┌──
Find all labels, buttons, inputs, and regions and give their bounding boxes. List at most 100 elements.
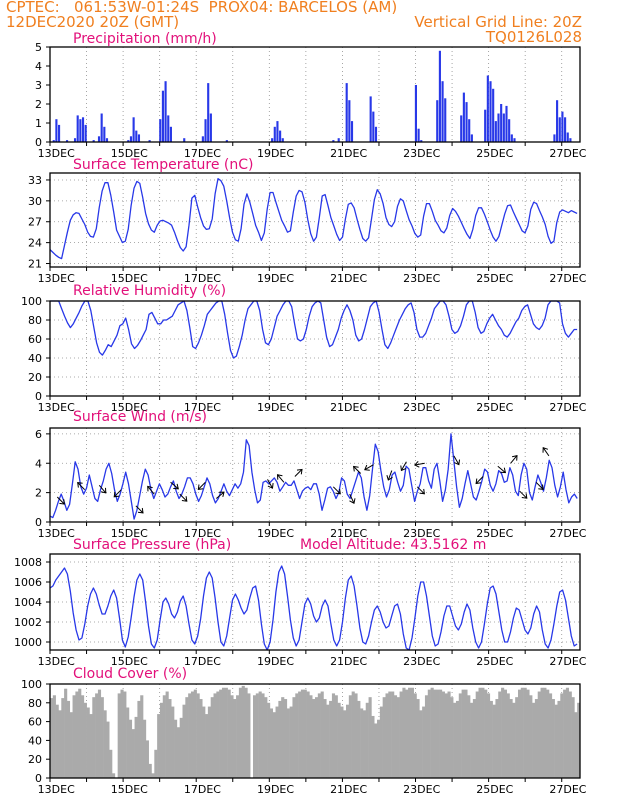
wind-arrow-head	[542, 447, 549, 453]
cloud-bar	[368, 697, 372, 778]
cloud-bar	[100, 697, 104, 778]
precip-y-tick-label: 1	[35, 117, 42, 130]
cloud-bar	[574, 712, 578, 778]
cloud-bar	[159, 702, 164, 778]
wind-arrow-head	[454, 459, 460, 466]
x-tick-label: 19DEC	[257, 527, 294, 540]
x-tick-label: 27DEC	[549, 147, 586, 160]
cloud-bar	[55, 704, 59, 778]
wind-arrow-head	[400, 465, 407, 472]
cloud-bar	[264, 697, 268, 778]
wind-arrow-head	[386, 475, 393, 481]
temp-y-tick-label: 30	[28, 195, 42, 208]
x-tick-label: 25DEC	[476, 783, 513, 796]
wind-direction-arrow	[98, 484, 107, 494]
cloud-bar	[269, 708, 274, 778]
wind-arrow-shaft	[453, 455, 460, 465]
precip-bar	[417, 128, 420, 142]
cloud-bar	[128, 719, 133, 778]
wind-arrow-shaft	[510, 455, 518, 464]
station-header: CPTEC: 061:53W-01:24S PROX04: BARCELOS (…	[6, 0, 398, 16]
wind-series-line	[49, 433, 578, 520]
cloud-bar	[252, 695, 257, 778]
wind-arrow-head	[349, 498, 356, 504]
precip-bar	[502, 113, 505, 142]
precip-bar	[73, 138, 77, 142]
cloud-bar	[365, 702, 369, 778]
precip-title: Precipitation (mm/h)	[73, 31, 217, 47]
press-y-tick-label: 1004	[14, 596, 42, 609]
wind-direction-arrow	[453, 455, 460, 466]
cloud-bar	[69, 712, 73, 778]
cloud-y-tick-label: 80	[28, 697, 42, 710]
cloud-bar	[433, 689, 437, 778]
press-y-tick-label: 1000	[14, 636, 42, 649]
wind-arrow-head	[511, 454, 518, 461]
cloud-bar	[66, 700, 71, 778]
precip-bar	[65, 140, 69, 142]
precip-bar	[489, 81, 492, 142]
cloud-bar	[548, 693, 553, 778]
x-tick-label: 25DEC	[476, 272, 513, 285]
wind-arrow-shaft	[349, 493, 355, 504]
cloud-bar	[475, 691, 479, 778]
cloud-bar	[385, 693, 389, 778]
x-tick-label: 23DEC	[403, 147, 440, 160]
wind-arrow-shaft	[400, 461, 407, 471]
precip-bar	[348, 100, 351, 142]
wind-arrow-shaft	[56, 496, 65, 505]
wind-direction-arrow	[294, 468, 303, 477]
temp-series-line	[49, 177, 578, 260]
x-tick-label: 15DEC	[111, 527, 148, 540]
precip-y-tick-label: 5	[35, 41, 42, 54]
wind-direction-arrow	[197, 481, 206, 490]
cloud-bar	[75, 691, 79, 778]
cloud-bar	[258, 691, 262, 778]
precip-bar	[164, 81, 167, 142]
wind-direction-arrow	[215, 491, 225, 499]
precip-bar	[129, 136, 133, 142]
wind-arrow-shaft	[170, 481, 179, 490]
x-tick-label: 27DEC	[549, 783, 586, 796]
wind-y-tick-label: 2	[35, 487, 42, 500]
cloud-y-tick-label: 60	[28, 716, 42, 729]
cloud-bar	[486, 693, 491, 778]
precip-bar	[127, 140, 130, 142]
cloud-bar	[81, 695, 85, 778]
cloud-frame	[49, 683, 581, 779]
wind-arrow-shaft	[414, 462, 425, 466]
cloud-bar	[112, 773, 116, 778]
cloud-bar	[123, 691, 127, 778]
wind-arrow-head	[353, 465, 359, 472]
precip-bar	[460, 115, 463, 142]
cloud-bar	[247, 693, 251, 778]
x-tick-label: 21DEC	[330, 655, 367, 668]
wind-arrow-head	[413, 460, 420, 468]
cloud-bar	[61, 698, 65, 778]
x-tick-label: 21DEC	[330, 783, 367, 796]
cloud-bar	[498, 691, 502, 778]
wind-arrow-shaft	[416, 486, 425, 495]
x-tick-label: 15DEC	[111, 272, 148, 285]
precip-bar	[444, 98, 447, 142]
wind-arrow-head	[173, 483, 179, 490]
cloud-bar	[221, 687, 226, 778]
cloud-bar	[162, 695, 166, 778]
wind-arrow-head	[218, 491, 225, 498]
wind-arrow-shaft	[267, 479, 273, 489]
cloud-bar	[303, 689, 307, 778]
press-y-tick-label: 1002	[14, 616, 42, 629]
wind-direction-arrow	[170, 481, 179, 490]
cloud-bar	[298, 691, 302, 778]
wind-arrow-shaft	[353, 466, 362, 474]
cloud-bar	[447, 691, 451, 778]
cloud-bar	[489, 700, 493, 778]
model-id: TQ0126L028	[485, 28, 582, 46]
wind-direction-arrow	[475, 476, 484, 485]
x-tick-label: 17DEC	[184, 401, 221, 414]
precip-bar	[207, 83, 210, 142]
precip-bar	[436, 100, 439, 142]
cloud-bar	[207, 706, 211, 778]
precip-bar	[441, 81, 444, 142]
cloud-bar	[261, 693, 265, 778]
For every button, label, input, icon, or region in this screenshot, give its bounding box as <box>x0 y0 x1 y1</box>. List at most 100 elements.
└──
> _Request_
Extract every line of the material above that contains the word "elements".

> _Expected answer_
Find all labels, buttons, inputs, and regions and give their bounding boxes. List at most 100 elements.
For every button, label, input, icon, or region in this screenshot, give its bounding box as <box>x0 y0 x1 y1</box>. List at most 100 elements.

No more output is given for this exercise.